== Prompt ==
Below are records; work out how many of their lines hold the string "image" and give that number alone.

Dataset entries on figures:
** START **

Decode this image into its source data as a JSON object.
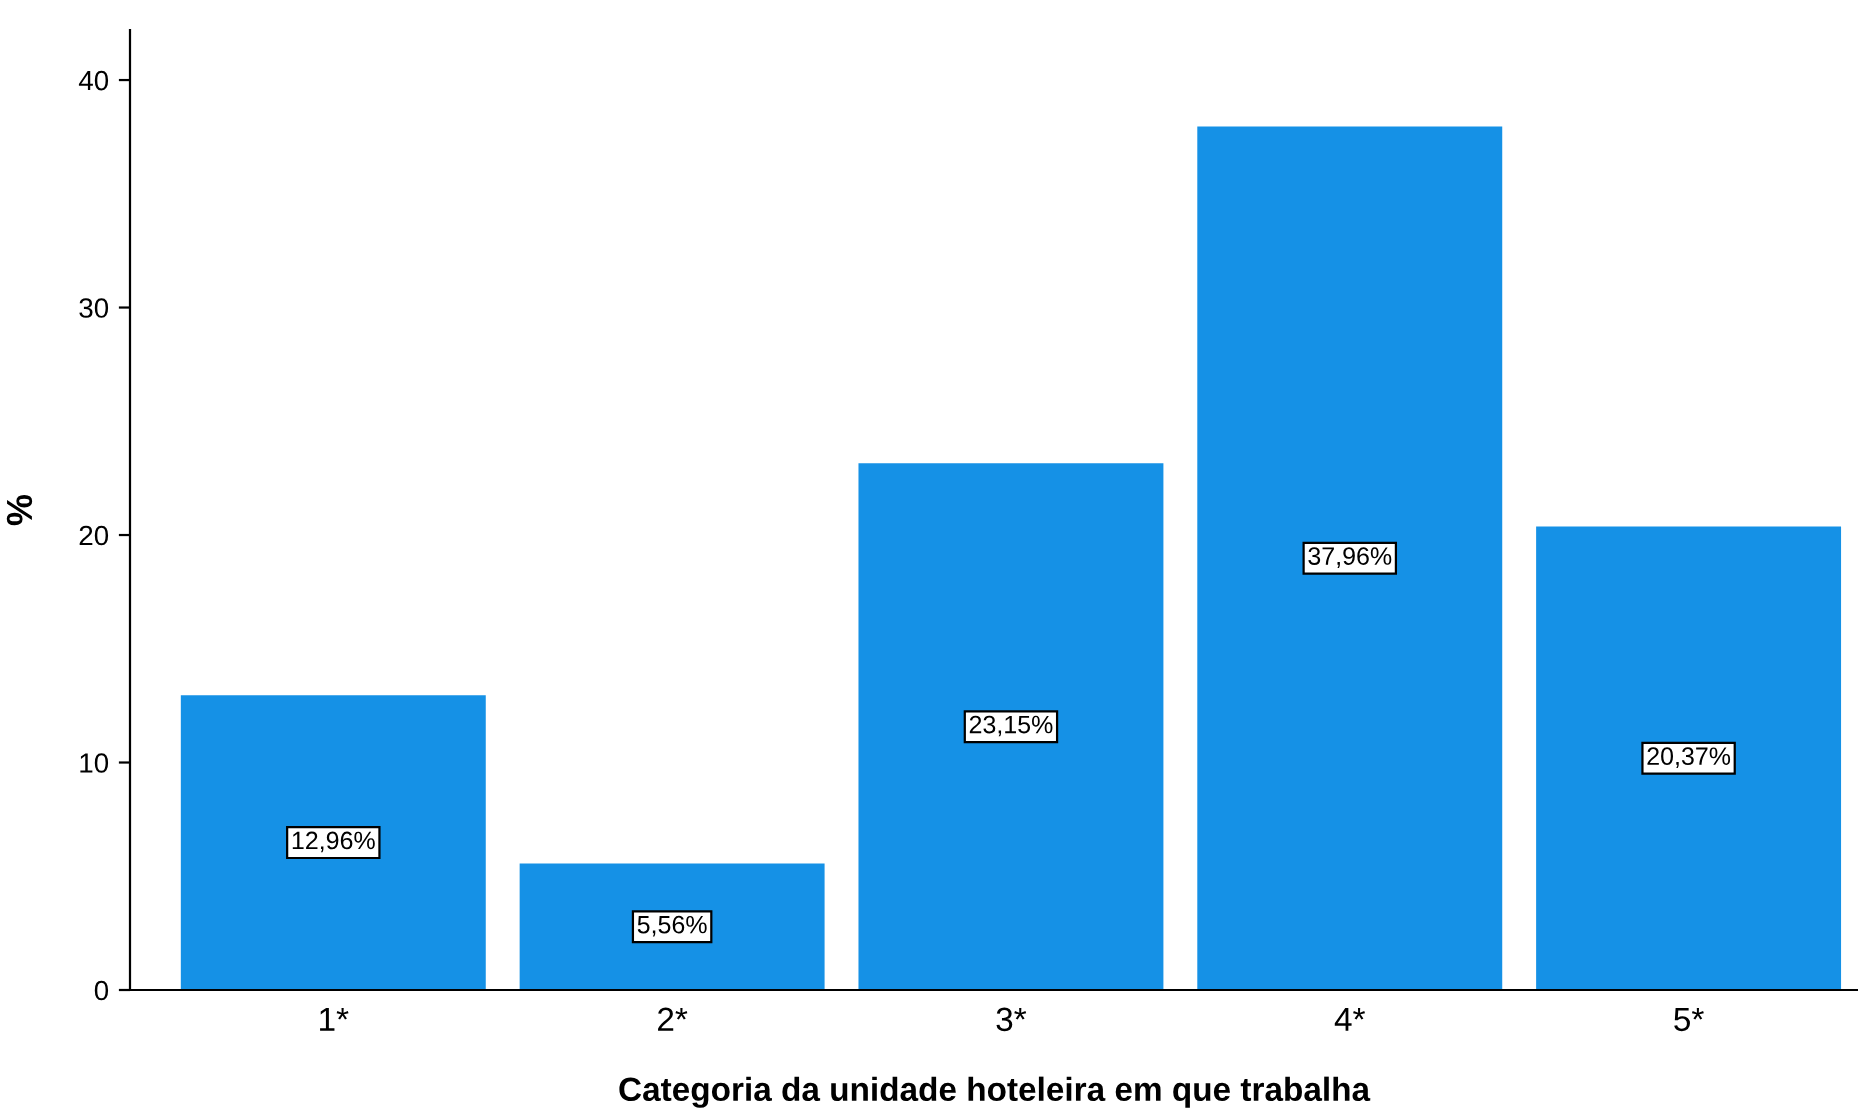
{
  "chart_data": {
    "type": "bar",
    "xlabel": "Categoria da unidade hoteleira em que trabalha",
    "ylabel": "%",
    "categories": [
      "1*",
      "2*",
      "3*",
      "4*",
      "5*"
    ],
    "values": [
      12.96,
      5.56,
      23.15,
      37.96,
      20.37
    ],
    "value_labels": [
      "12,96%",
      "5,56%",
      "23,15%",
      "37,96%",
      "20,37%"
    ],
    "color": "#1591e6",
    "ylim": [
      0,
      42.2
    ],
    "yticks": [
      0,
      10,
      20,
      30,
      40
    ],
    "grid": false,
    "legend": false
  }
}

** END **
** START **

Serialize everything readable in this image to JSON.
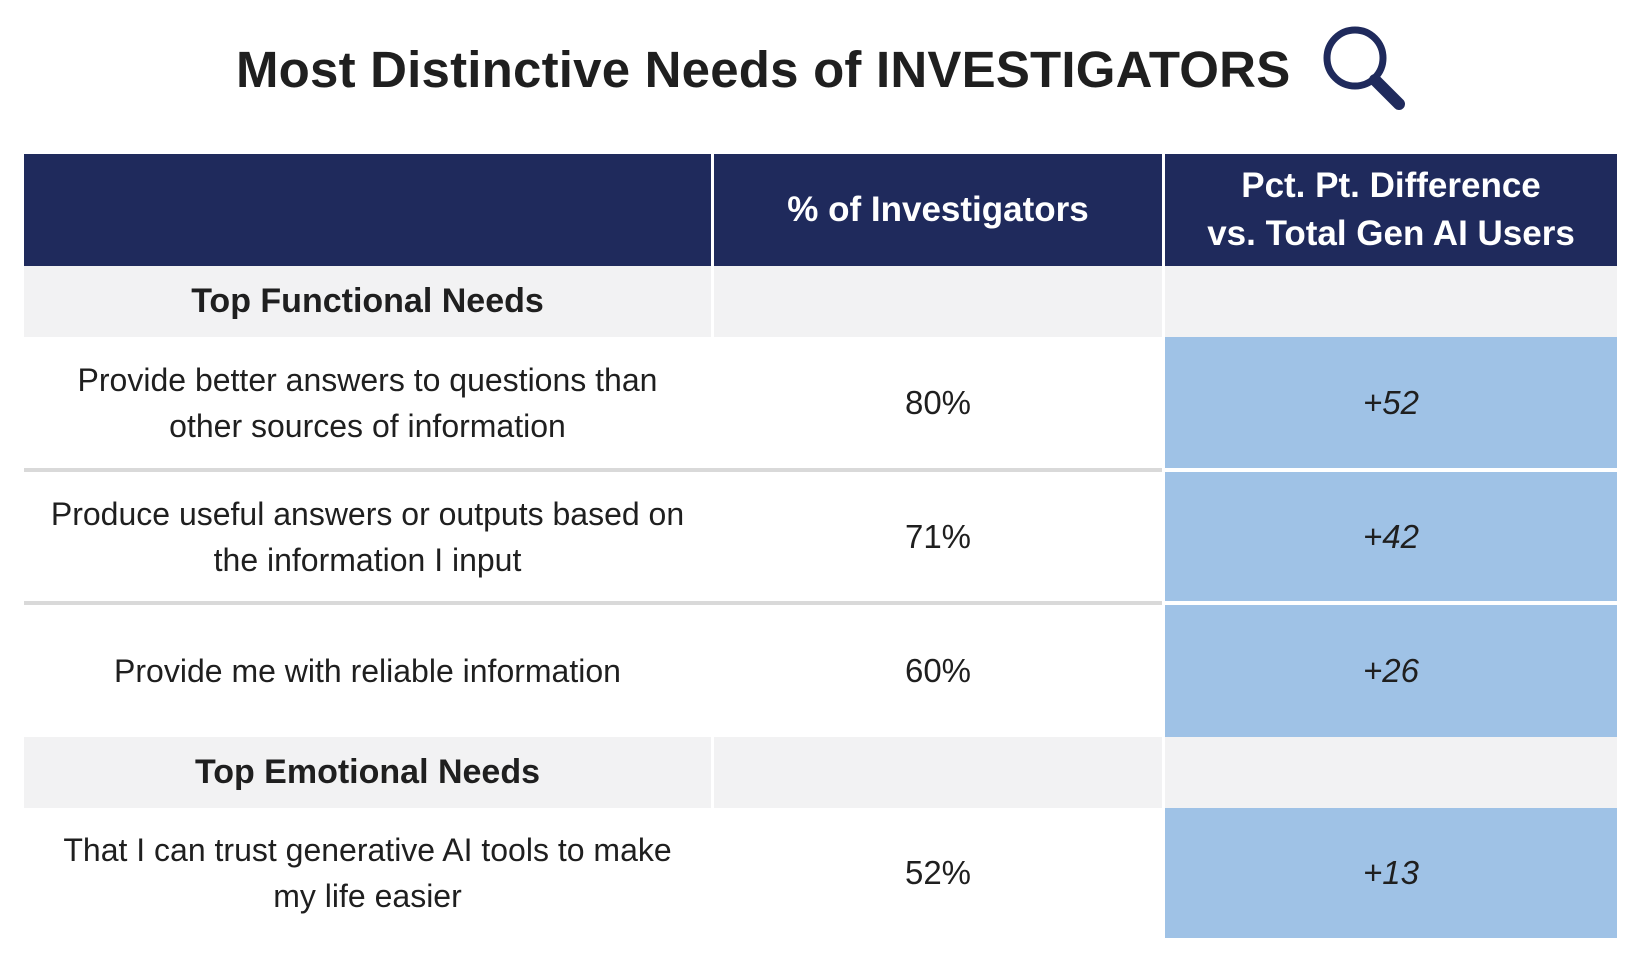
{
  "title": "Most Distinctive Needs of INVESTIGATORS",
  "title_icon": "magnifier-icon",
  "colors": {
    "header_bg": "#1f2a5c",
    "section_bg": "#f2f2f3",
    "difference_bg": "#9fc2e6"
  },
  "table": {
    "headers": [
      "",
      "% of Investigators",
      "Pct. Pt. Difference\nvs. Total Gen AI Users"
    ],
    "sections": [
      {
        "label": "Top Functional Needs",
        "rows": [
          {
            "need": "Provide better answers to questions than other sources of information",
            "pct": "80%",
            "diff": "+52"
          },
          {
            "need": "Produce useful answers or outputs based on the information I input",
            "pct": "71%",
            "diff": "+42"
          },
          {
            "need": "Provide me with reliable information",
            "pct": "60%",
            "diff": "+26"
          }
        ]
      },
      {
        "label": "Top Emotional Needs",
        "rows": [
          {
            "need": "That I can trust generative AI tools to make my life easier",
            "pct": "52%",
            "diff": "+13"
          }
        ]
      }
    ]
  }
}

** END **
** START **

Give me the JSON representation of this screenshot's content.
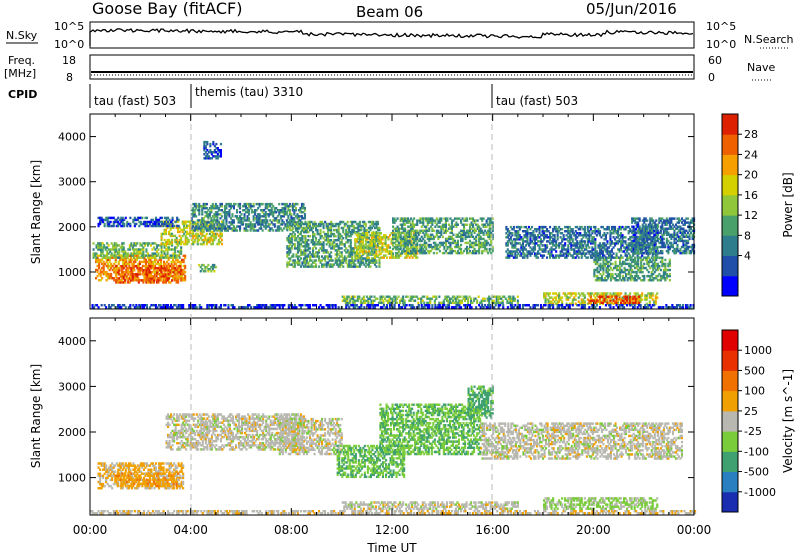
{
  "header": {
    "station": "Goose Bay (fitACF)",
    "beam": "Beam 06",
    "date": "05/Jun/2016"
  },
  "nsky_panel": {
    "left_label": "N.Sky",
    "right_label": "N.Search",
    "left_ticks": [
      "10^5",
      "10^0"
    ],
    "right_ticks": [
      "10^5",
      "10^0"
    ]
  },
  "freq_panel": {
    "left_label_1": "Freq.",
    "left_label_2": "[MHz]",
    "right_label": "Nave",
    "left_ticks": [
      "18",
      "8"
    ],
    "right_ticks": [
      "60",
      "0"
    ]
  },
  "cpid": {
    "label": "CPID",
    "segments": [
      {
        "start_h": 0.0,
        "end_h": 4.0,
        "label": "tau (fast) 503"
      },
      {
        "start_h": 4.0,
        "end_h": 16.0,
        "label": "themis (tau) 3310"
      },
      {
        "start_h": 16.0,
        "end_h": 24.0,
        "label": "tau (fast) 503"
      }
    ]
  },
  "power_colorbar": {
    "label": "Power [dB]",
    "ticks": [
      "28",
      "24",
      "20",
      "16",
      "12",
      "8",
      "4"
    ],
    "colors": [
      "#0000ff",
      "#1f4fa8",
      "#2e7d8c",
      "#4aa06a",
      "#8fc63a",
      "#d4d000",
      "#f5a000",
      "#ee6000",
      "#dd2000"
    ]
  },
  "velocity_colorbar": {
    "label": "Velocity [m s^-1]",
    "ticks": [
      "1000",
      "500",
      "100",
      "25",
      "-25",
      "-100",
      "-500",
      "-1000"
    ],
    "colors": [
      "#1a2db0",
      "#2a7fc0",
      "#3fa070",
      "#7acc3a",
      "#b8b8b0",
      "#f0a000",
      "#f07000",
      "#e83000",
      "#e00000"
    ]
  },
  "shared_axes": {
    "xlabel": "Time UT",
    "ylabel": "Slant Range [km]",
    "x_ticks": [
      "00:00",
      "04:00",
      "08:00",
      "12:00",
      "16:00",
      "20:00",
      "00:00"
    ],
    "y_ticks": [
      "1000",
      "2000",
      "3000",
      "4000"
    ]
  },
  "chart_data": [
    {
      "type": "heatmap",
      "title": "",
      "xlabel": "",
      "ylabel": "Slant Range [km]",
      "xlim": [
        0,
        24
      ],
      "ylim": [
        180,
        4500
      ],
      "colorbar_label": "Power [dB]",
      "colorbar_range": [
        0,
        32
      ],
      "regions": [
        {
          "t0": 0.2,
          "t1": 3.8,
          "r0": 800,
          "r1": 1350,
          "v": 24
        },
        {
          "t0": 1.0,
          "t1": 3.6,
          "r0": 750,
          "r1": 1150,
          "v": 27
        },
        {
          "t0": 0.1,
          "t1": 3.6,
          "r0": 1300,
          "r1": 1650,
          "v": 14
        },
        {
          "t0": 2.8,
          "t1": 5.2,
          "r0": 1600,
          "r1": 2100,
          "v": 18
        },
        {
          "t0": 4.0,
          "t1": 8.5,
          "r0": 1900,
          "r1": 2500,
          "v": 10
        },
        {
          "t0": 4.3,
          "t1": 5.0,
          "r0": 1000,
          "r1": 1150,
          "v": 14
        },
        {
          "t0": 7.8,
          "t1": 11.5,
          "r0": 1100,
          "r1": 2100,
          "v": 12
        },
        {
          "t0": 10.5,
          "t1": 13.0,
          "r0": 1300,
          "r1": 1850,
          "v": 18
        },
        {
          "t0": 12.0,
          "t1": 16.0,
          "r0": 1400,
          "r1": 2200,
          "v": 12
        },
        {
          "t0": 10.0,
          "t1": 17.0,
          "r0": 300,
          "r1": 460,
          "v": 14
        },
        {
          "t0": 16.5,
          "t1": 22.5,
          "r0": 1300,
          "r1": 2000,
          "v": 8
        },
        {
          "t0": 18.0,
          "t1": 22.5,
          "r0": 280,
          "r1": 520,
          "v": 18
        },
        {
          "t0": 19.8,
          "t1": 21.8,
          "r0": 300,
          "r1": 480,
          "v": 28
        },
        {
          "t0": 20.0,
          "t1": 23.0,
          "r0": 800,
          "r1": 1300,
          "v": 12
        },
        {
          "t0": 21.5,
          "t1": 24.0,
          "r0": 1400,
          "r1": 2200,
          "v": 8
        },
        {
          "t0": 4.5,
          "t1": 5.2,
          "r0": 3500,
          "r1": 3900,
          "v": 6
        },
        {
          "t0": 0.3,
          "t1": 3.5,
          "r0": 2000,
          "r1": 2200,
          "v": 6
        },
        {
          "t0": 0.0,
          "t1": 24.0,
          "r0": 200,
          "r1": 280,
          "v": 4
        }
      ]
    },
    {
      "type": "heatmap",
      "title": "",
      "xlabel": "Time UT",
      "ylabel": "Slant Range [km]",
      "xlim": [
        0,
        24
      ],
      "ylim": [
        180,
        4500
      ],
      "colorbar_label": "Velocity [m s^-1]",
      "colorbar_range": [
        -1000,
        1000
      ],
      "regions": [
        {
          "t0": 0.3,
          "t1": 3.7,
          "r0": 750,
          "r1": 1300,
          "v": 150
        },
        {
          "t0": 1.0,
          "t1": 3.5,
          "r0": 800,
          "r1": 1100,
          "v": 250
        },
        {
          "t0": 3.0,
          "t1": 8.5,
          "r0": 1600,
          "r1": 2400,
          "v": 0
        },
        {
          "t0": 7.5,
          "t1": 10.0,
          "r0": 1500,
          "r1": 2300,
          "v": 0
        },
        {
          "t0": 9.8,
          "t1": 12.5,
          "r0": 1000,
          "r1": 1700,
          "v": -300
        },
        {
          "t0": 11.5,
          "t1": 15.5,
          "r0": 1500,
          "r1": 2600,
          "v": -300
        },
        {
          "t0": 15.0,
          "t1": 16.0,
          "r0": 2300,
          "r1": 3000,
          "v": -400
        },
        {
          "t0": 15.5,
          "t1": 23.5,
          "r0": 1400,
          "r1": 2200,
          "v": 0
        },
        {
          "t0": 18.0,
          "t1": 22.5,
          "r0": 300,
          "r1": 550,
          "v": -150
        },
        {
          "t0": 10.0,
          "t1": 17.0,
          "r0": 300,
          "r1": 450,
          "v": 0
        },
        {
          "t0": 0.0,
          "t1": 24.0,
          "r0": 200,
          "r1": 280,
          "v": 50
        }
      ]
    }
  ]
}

** END **

== Task response ==
2